• _Data listing_:
[start]
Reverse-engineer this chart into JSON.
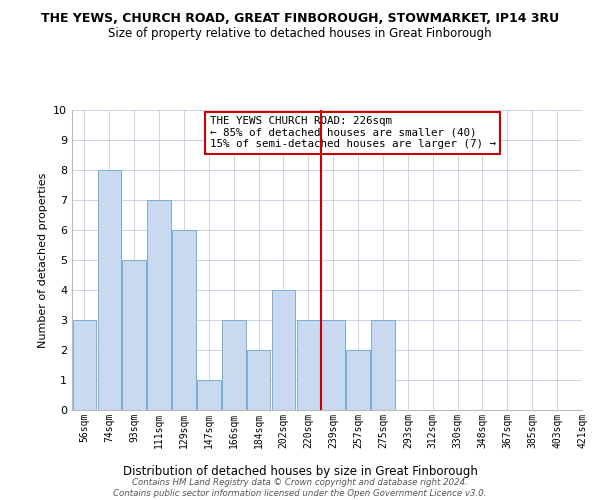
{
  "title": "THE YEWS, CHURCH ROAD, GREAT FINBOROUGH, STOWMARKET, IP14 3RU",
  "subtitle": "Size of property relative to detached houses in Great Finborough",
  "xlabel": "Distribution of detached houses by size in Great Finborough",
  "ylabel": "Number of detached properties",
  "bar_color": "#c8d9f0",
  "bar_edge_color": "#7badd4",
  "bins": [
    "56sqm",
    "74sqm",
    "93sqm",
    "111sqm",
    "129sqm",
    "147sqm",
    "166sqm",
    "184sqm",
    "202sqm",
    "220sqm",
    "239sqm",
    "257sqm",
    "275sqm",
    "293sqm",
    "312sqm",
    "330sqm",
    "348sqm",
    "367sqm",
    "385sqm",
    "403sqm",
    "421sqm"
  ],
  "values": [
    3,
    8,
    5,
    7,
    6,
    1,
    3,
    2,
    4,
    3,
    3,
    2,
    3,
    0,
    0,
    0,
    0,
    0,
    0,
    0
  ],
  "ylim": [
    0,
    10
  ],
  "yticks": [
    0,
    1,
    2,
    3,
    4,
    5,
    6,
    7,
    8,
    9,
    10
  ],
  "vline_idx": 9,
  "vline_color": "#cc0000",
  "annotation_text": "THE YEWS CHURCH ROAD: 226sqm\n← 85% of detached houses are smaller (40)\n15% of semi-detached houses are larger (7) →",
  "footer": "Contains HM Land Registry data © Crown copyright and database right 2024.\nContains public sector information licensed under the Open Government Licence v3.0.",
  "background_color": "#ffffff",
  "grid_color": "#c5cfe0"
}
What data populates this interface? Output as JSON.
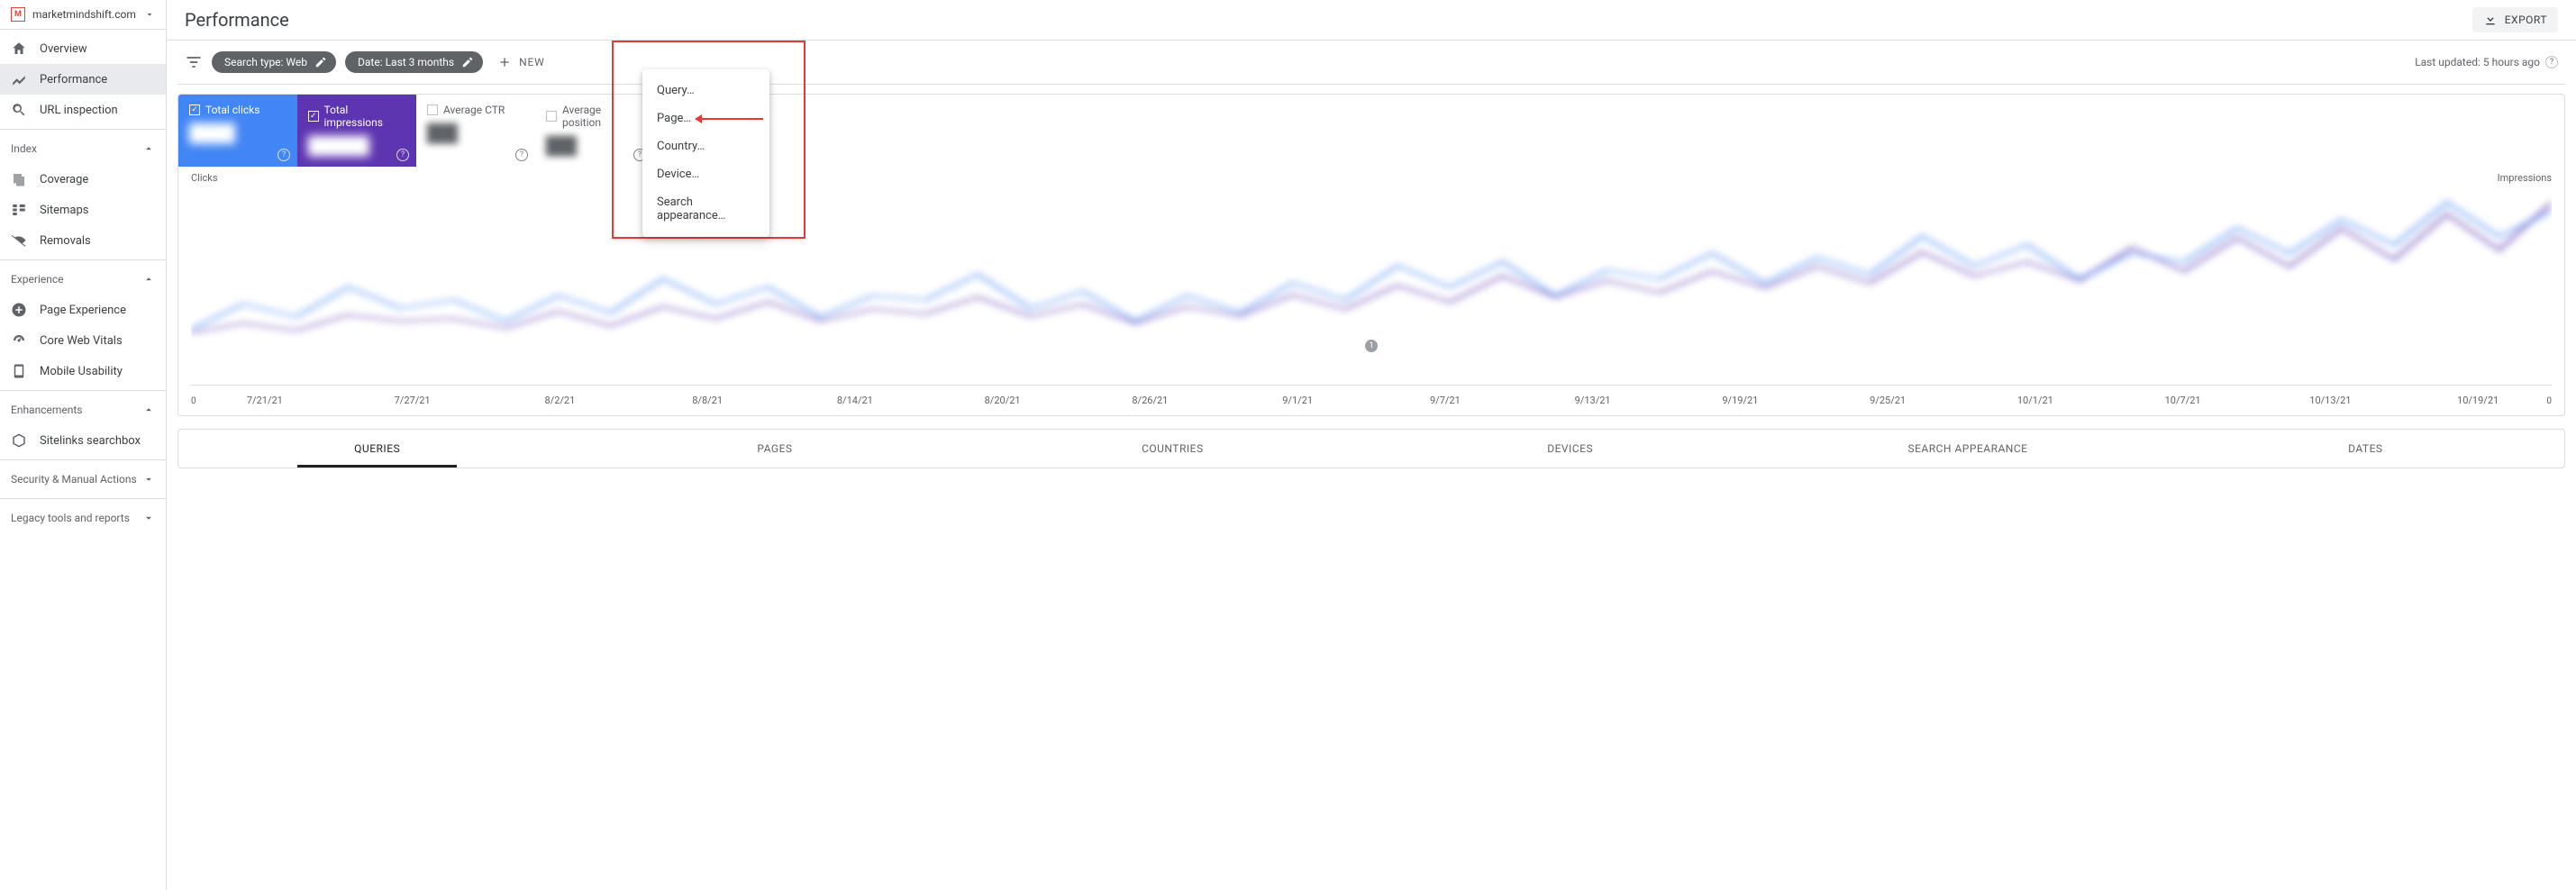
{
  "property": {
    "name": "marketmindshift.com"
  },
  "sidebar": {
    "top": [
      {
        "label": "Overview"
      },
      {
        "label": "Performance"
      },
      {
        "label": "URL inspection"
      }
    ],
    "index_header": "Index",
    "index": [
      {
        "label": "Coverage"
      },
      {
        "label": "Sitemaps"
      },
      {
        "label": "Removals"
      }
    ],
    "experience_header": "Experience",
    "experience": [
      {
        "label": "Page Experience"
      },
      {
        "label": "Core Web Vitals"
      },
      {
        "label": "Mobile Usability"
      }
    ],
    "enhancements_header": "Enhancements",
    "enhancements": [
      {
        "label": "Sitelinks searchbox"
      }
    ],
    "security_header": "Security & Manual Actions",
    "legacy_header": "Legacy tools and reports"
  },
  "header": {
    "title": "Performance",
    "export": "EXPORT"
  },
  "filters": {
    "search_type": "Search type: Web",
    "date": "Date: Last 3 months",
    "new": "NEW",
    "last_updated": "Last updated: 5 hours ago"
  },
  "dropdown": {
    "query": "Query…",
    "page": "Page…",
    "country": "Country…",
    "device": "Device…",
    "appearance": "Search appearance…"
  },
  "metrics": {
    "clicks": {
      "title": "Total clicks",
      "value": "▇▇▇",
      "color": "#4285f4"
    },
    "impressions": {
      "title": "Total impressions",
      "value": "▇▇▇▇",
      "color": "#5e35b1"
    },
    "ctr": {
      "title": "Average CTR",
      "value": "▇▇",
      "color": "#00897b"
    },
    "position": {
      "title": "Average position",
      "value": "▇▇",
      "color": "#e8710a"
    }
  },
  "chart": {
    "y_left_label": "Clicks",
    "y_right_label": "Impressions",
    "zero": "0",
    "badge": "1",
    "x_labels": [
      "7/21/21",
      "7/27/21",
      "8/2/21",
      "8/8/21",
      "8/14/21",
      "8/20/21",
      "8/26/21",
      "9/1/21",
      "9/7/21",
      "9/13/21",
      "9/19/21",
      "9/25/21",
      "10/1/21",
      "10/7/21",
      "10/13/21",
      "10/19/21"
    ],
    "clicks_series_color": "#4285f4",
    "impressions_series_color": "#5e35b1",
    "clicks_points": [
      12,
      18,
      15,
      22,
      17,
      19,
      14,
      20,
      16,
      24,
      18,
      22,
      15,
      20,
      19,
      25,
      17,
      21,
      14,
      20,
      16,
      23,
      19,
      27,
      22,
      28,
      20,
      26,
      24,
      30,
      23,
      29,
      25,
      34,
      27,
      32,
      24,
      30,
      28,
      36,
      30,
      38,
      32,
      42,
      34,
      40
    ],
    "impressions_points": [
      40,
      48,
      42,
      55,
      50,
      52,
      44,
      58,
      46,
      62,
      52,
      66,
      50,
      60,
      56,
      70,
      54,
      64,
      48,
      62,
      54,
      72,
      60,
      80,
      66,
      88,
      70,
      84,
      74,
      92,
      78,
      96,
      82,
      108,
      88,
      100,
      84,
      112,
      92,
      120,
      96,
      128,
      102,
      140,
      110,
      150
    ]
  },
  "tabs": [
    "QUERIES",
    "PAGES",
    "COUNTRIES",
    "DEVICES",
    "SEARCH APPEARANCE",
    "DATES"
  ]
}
[end]
• _Description of the task_: Identify the lines that hold the word "houses". Copy every one of them.

• _Solution_:
  "subtitle": "Size of property relative to detached houses in Great Finborough",
  "xlabel": "Distribution of detached houses by size in Great Finborough",
  "annotation_text": "THE YEWS CHURCH ROAD: 226sqm\n← 85% of detached houses are smaller (40)\n15% of semi-detached houses are larger (7) →",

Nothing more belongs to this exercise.